_Goal_: Each line that holds the string "november" counts once; say how many such lines there are and add nothing.

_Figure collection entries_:
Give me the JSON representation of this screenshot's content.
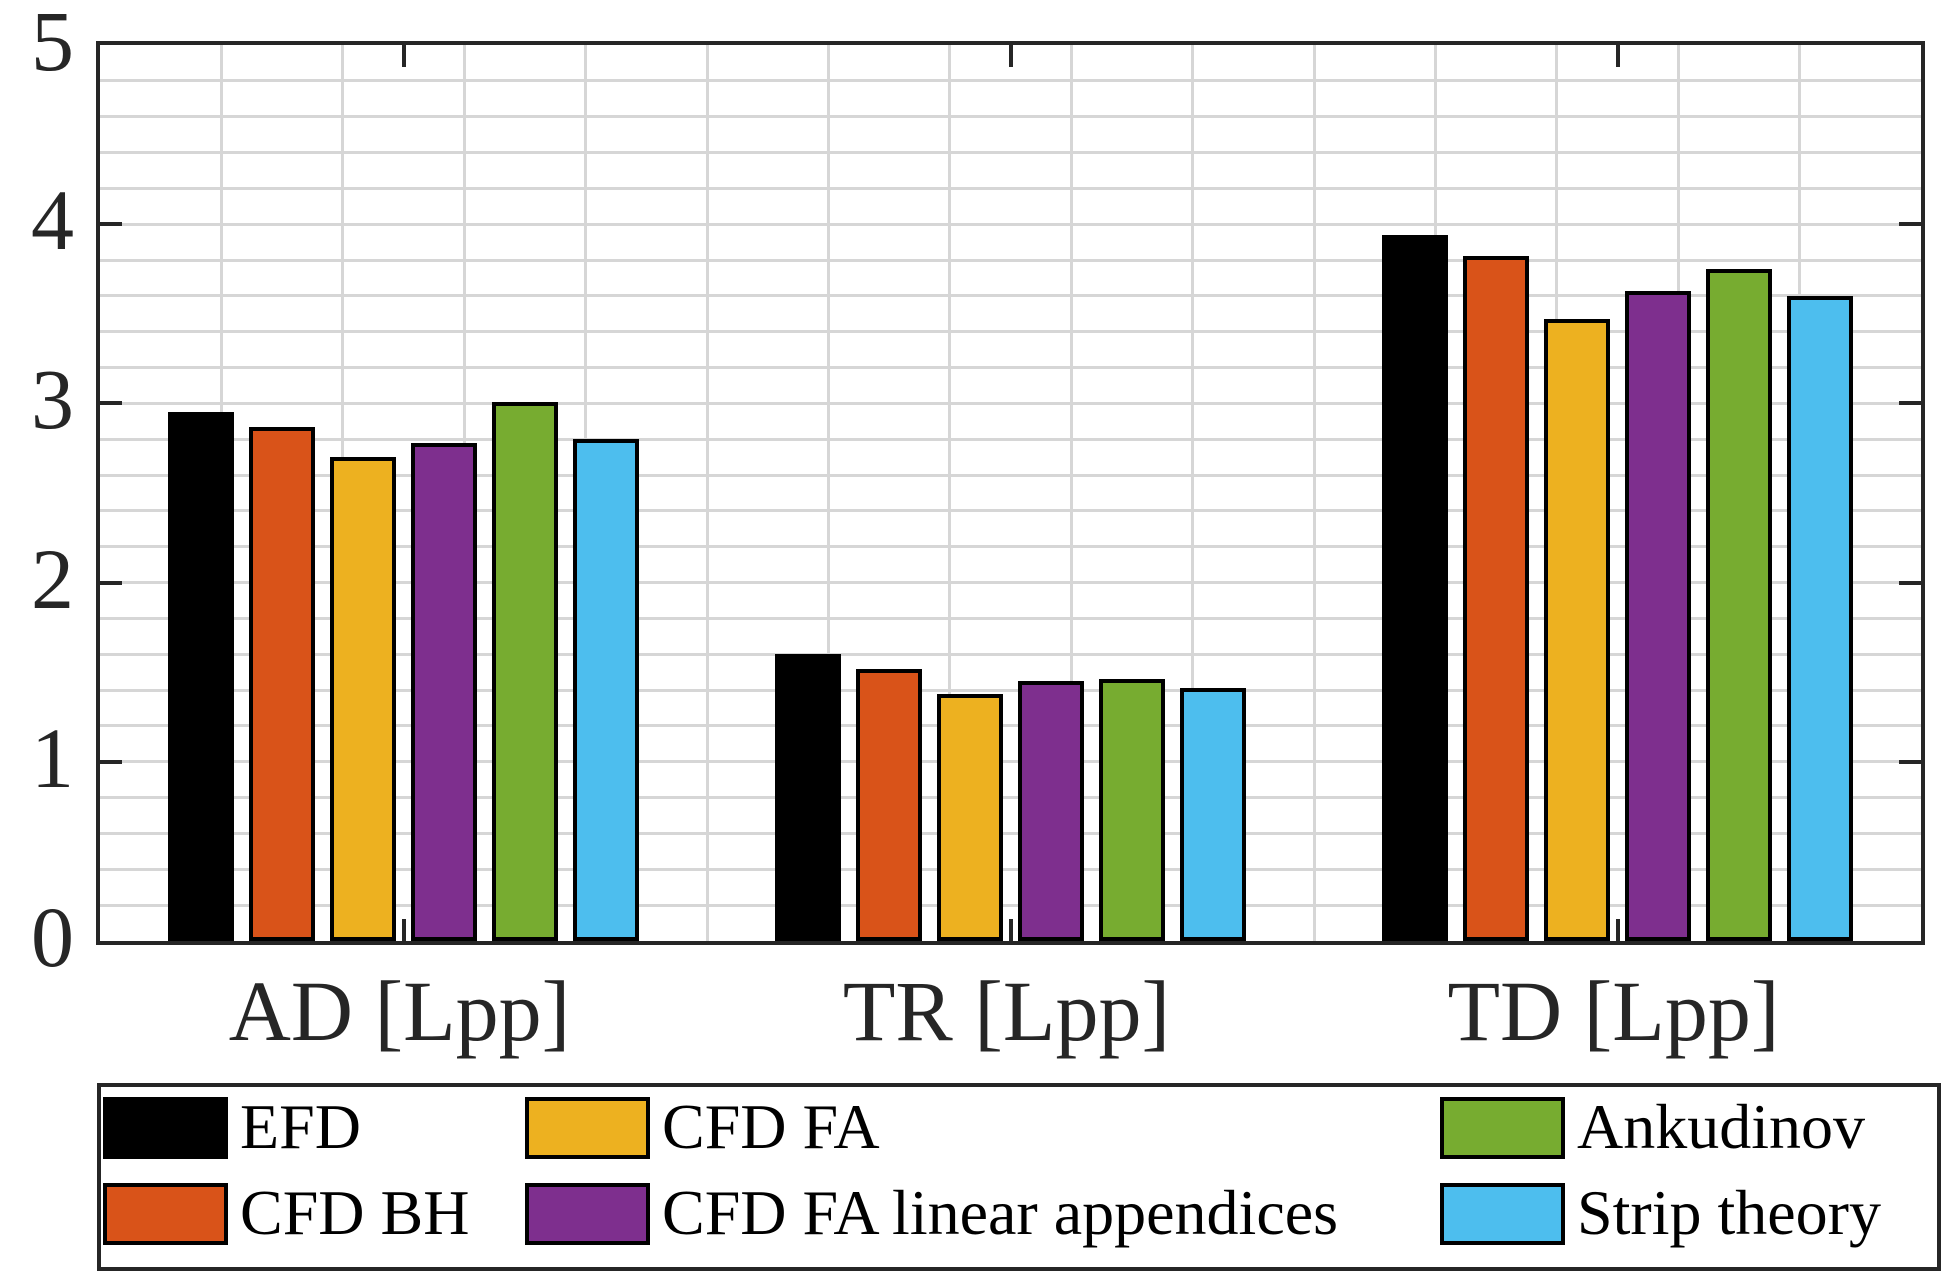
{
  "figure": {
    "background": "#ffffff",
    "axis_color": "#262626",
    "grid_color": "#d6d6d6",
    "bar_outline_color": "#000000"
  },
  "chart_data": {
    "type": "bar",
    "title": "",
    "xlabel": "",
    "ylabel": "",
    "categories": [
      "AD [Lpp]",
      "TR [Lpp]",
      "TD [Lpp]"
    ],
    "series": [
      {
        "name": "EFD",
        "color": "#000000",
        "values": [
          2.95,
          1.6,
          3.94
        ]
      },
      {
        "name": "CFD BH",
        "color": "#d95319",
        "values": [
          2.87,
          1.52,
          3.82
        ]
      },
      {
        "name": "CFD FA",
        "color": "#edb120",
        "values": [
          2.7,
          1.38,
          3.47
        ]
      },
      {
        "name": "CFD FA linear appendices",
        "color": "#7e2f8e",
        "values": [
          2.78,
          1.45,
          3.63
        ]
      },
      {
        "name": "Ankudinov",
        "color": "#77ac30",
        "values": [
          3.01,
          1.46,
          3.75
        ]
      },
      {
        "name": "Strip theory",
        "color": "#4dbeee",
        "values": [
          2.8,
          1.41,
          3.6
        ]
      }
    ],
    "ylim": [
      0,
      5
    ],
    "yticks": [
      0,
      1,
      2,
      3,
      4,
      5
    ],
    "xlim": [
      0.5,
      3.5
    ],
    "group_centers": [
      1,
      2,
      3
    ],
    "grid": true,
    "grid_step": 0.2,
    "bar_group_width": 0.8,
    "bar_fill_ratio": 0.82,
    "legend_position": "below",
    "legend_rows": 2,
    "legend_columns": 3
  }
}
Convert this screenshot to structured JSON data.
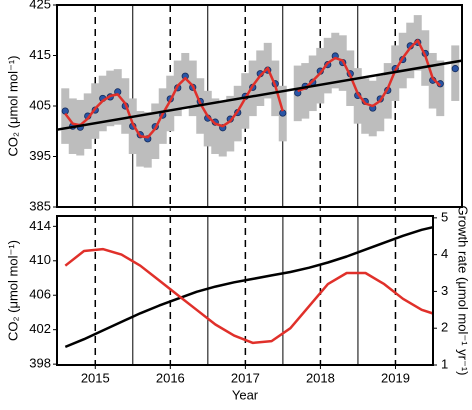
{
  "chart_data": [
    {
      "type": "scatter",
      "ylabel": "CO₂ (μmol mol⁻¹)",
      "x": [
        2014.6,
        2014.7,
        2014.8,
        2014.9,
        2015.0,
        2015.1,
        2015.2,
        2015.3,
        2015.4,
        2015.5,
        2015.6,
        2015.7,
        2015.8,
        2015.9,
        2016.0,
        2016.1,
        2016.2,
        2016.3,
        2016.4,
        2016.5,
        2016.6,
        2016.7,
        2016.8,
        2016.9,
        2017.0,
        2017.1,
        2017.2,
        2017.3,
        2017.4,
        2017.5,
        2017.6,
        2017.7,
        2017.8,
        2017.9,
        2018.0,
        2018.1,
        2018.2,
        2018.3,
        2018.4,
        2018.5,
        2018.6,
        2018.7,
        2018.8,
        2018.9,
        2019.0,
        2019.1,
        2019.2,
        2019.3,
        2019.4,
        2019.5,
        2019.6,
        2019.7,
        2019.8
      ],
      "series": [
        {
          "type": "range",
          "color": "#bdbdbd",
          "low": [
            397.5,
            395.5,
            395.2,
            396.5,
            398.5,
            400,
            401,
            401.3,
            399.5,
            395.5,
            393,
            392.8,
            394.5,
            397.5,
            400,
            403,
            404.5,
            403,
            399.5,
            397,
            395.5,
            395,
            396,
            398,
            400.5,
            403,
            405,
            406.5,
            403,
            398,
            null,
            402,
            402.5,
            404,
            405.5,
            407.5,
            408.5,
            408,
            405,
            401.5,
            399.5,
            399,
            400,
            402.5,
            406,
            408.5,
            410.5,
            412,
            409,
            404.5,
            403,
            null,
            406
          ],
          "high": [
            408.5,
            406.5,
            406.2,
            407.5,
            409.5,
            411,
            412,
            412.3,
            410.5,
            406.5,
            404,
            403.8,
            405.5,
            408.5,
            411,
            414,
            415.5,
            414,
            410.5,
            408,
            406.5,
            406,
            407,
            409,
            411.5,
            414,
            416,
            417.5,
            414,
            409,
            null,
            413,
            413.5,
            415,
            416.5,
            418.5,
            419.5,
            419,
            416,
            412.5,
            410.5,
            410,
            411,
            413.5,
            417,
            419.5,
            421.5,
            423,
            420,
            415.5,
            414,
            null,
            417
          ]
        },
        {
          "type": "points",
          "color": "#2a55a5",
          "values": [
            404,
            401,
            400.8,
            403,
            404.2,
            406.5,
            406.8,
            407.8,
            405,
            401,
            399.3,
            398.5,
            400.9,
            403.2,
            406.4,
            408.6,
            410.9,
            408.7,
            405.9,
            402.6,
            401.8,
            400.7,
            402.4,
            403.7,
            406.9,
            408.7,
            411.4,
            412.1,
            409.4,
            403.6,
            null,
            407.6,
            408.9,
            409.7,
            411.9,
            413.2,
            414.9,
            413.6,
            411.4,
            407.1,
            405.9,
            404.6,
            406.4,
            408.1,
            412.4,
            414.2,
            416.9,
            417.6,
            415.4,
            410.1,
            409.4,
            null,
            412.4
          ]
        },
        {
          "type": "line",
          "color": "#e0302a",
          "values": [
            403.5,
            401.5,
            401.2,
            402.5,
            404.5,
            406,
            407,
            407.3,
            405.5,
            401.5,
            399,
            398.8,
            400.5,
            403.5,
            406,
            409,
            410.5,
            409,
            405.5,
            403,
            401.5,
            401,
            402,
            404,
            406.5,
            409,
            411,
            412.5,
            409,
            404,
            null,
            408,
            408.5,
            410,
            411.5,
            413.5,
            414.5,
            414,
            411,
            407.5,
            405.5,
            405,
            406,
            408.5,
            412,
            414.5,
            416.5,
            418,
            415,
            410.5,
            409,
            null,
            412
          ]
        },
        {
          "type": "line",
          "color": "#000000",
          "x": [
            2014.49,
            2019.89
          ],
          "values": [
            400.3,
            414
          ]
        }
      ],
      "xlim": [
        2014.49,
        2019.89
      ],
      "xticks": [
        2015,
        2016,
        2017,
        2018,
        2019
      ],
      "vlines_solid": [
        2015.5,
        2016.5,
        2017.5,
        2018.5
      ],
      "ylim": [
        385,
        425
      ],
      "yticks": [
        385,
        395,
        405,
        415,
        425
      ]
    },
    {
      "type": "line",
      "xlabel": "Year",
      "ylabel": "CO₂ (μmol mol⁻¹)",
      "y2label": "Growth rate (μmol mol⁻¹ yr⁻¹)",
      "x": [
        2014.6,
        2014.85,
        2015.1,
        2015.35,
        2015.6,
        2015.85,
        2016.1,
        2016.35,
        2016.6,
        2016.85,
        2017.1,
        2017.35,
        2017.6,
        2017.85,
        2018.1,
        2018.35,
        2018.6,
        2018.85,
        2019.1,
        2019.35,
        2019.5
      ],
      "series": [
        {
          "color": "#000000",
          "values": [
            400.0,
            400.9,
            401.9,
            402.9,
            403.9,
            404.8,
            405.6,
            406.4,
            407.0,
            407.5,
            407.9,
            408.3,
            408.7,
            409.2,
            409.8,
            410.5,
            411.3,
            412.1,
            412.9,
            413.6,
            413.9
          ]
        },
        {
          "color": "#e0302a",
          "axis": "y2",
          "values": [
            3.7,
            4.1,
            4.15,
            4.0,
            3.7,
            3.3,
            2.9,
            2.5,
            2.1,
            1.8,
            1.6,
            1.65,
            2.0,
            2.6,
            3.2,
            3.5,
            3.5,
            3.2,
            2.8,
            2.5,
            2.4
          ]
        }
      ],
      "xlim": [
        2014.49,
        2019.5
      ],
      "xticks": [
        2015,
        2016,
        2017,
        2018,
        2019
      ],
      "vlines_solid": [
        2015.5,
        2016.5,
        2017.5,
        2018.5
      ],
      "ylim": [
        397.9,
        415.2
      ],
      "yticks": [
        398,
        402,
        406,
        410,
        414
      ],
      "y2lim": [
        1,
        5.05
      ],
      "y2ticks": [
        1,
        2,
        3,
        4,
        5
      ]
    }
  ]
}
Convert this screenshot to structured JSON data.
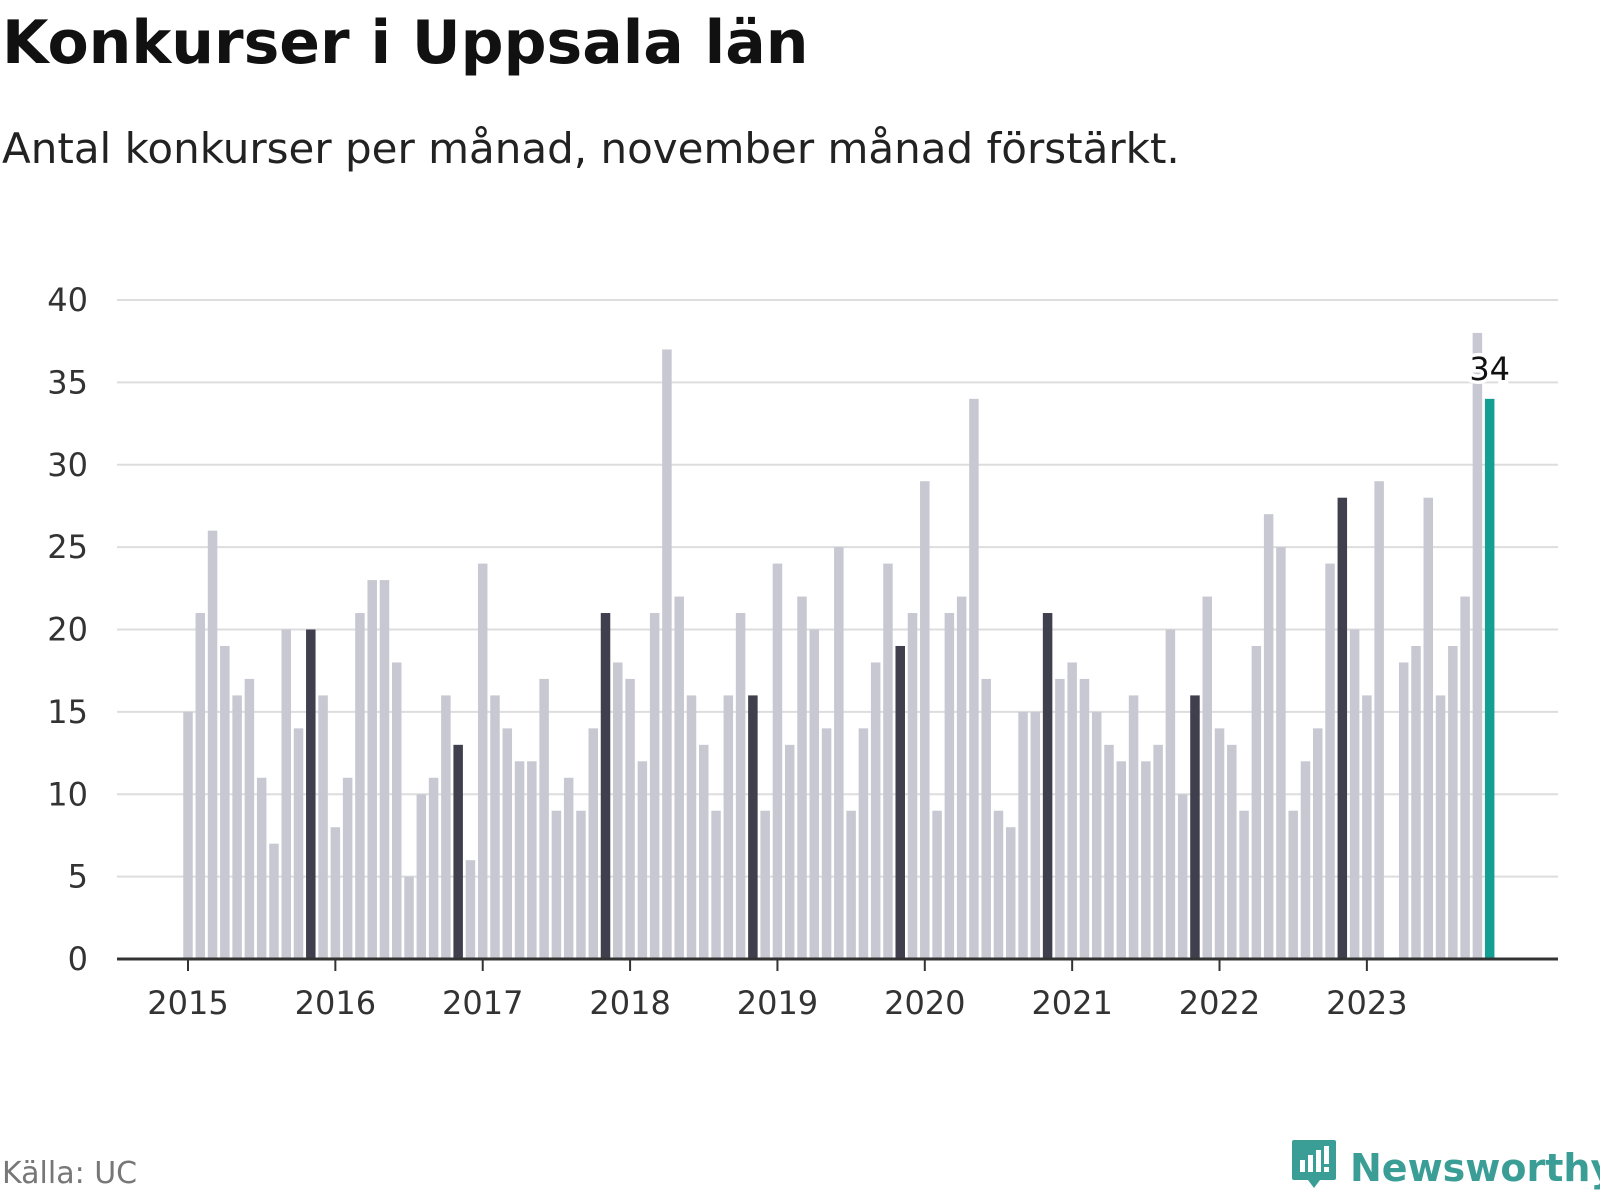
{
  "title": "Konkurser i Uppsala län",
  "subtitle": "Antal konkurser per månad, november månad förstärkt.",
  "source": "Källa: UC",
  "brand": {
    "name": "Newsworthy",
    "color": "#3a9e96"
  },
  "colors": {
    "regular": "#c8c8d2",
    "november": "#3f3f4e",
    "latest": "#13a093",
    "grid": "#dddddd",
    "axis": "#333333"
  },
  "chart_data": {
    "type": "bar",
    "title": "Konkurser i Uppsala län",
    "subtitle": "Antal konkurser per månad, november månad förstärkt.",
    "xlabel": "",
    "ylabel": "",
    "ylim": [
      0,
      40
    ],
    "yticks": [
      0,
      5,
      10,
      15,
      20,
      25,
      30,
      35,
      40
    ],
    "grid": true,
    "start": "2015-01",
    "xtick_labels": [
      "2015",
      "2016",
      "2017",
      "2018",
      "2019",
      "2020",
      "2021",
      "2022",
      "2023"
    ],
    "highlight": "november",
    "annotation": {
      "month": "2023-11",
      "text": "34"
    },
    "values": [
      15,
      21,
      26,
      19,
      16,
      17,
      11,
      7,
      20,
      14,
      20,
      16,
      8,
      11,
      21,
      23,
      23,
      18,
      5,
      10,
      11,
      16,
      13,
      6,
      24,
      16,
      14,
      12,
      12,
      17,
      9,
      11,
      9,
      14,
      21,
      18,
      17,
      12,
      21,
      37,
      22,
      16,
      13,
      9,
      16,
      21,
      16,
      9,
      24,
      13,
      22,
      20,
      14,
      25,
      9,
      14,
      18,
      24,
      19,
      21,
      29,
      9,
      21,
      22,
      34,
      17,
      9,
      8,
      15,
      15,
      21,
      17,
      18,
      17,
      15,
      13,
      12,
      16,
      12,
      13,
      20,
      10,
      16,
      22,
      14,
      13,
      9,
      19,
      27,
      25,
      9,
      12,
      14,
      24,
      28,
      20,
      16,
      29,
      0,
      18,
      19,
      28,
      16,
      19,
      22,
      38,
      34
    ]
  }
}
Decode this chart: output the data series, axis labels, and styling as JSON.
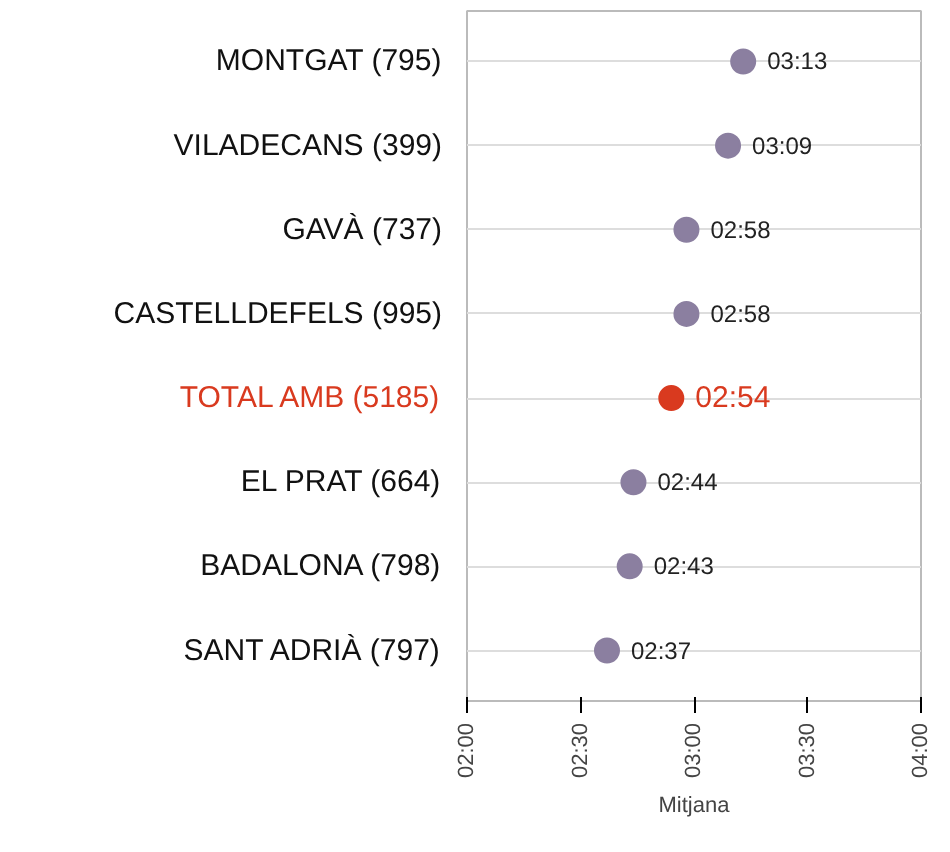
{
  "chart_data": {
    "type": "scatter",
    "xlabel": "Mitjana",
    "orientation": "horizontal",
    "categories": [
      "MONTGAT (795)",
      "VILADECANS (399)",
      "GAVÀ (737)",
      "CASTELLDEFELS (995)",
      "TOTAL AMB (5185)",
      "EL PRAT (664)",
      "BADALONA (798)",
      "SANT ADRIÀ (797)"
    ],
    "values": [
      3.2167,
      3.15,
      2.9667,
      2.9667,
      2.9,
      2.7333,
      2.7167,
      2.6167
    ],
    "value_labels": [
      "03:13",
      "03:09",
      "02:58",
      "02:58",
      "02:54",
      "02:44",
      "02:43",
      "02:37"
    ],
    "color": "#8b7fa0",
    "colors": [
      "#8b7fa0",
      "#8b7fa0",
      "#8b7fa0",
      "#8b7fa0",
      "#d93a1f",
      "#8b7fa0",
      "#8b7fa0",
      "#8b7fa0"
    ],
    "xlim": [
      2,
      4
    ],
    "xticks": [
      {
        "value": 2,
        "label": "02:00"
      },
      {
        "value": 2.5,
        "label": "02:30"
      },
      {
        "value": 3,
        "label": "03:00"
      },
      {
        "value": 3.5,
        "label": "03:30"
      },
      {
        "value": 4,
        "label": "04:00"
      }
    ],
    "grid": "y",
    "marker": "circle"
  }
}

_Written answer_: 4